#### [Source passage]
_ _ _ _

Behind The UK’s Bleeding Edge Supercomputing Plan

Nicole Hemsoth Prickett

9 years ago

Just as the fervor died down around the massive deals for forthcoming pre-exascale supercomputers in the United States following the CORAL procurements (most recently, with the announcement of Aurora—the only one of three such HPC deals that is not betting the future on IBM OpenPower systems) the supercomputing spark was stoked again, this time, from across the pond.

Out of the fastest five hundred supercomputers on the planet, the United Kingdom currently has 30 machines that make the bi-annual list, including its most powerful machine, a Cray XC30 called “Archer” housed at the University of Edinburgh. Archer is followed closely performance-wise by another Cray system for ECMWF, a weather forecasting and research center, and yet another at Daresbury Lab, which is a BlueGene supercomputer—soon to be the site of the upcoming machines in question.

_ _ _ _

#### [Provided material]
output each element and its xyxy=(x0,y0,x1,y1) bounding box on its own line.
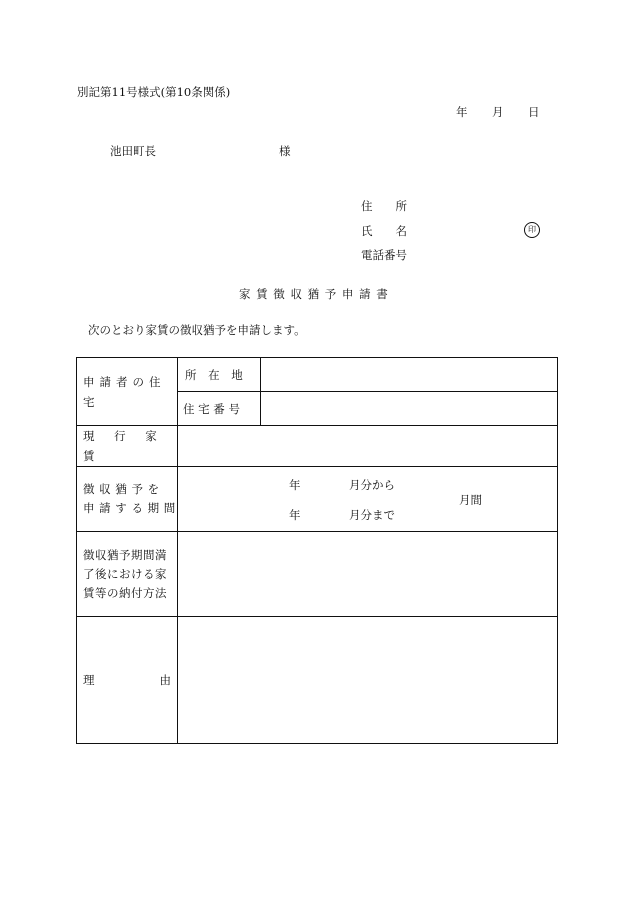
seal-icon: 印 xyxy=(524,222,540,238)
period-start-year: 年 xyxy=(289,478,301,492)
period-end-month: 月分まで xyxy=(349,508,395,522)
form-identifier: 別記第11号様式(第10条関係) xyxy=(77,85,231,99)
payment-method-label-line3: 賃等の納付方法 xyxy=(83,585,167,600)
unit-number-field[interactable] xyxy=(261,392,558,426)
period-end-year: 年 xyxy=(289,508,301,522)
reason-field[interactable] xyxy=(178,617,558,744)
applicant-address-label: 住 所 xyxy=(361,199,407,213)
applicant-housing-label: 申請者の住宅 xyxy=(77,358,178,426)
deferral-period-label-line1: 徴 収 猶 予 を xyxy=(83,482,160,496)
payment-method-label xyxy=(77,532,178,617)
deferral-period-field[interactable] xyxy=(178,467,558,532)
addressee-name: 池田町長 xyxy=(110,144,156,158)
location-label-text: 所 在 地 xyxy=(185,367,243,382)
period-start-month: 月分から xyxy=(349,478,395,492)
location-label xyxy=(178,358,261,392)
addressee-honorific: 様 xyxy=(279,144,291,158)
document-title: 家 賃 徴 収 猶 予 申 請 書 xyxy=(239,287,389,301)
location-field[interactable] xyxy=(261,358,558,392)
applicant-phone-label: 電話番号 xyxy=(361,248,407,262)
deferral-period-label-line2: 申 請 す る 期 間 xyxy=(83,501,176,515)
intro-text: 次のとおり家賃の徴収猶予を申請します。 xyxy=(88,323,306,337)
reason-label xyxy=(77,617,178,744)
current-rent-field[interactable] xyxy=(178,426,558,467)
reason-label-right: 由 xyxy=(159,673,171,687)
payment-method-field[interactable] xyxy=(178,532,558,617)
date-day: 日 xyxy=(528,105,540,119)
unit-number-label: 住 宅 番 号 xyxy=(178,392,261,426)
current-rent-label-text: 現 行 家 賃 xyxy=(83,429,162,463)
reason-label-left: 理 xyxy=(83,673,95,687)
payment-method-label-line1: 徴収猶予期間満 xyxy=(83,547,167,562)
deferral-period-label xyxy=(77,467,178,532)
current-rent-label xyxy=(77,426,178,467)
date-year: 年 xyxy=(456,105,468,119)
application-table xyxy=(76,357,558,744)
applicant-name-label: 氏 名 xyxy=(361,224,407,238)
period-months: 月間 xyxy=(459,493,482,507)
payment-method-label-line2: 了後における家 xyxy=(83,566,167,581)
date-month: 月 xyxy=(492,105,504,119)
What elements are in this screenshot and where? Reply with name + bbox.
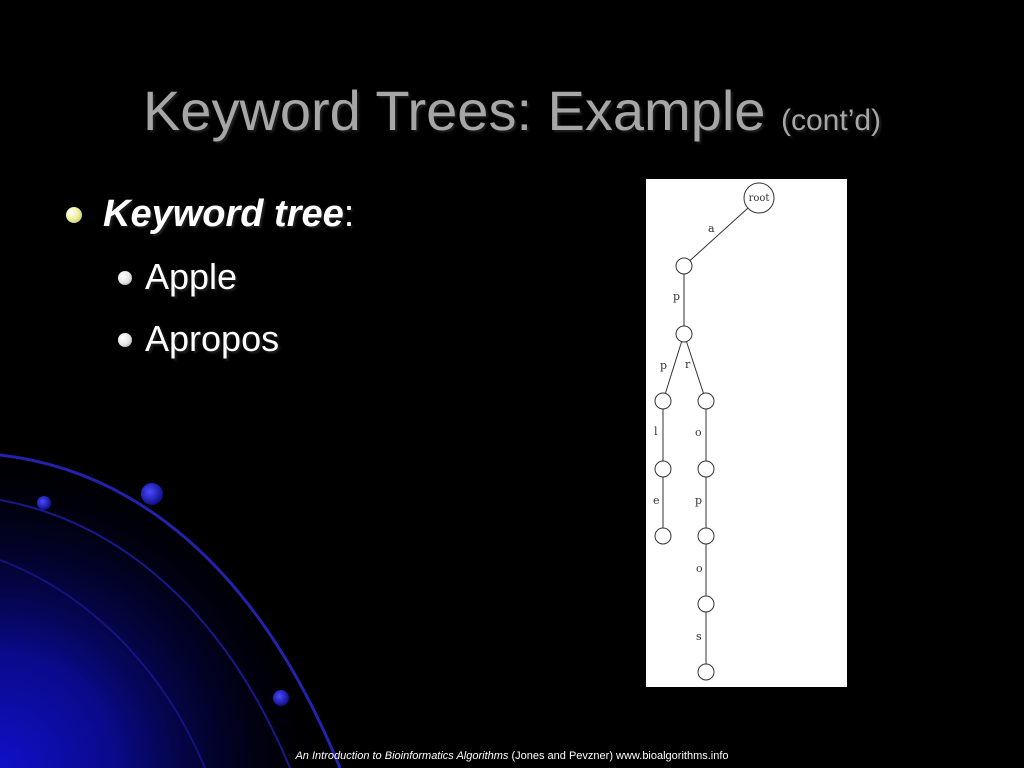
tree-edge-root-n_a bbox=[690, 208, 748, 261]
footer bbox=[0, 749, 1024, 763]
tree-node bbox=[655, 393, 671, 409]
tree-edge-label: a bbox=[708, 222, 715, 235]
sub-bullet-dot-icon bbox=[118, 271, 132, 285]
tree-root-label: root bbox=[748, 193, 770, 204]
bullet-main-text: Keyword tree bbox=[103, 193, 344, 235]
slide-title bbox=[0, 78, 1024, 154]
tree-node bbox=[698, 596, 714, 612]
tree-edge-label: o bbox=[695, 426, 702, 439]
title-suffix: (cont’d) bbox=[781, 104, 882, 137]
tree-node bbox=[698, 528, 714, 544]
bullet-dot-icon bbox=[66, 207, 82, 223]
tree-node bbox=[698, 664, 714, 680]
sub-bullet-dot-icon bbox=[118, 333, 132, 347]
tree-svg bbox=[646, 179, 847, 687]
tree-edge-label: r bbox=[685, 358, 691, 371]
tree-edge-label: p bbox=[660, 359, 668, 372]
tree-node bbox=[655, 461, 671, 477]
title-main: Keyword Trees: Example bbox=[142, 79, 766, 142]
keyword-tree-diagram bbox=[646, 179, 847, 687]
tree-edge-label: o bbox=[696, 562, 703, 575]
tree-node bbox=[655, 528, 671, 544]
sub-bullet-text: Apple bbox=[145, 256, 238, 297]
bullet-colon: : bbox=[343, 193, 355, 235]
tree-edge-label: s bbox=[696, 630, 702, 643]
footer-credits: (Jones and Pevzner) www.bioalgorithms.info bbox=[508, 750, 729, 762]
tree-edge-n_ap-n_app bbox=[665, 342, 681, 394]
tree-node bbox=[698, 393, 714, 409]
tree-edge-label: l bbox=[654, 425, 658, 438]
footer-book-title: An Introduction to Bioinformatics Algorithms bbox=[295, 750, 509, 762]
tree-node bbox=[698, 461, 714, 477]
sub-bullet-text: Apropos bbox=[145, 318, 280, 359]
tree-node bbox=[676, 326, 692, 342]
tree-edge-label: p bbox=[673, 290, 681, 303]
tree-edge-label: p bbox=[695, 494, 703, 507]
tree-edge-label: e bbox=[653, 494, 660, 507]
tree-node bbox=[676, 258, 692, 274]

_ _ _ _

#### [Directive]
Print the stretch of the article on the UK supercomputing plan from "Out of the fastest" through "machines in question.". The material that comes after the article plays no part in the work here.

#### [The reply]
Out of the fastest five hundred supercomputers on the planet, the United Kingdom currently has 30 machines that make the bi-annual list, including its most powerful machine, a Cray XC30 called “Archer” housed at the University of Edinburgh. Archer is followed closely performance-wise by another Cray system for ECMWF, a weather forecasting and research center, and yet another at Daresbury Lab, which is a BlueGene supercomputer—soon to be the site of the upcoming machines in question.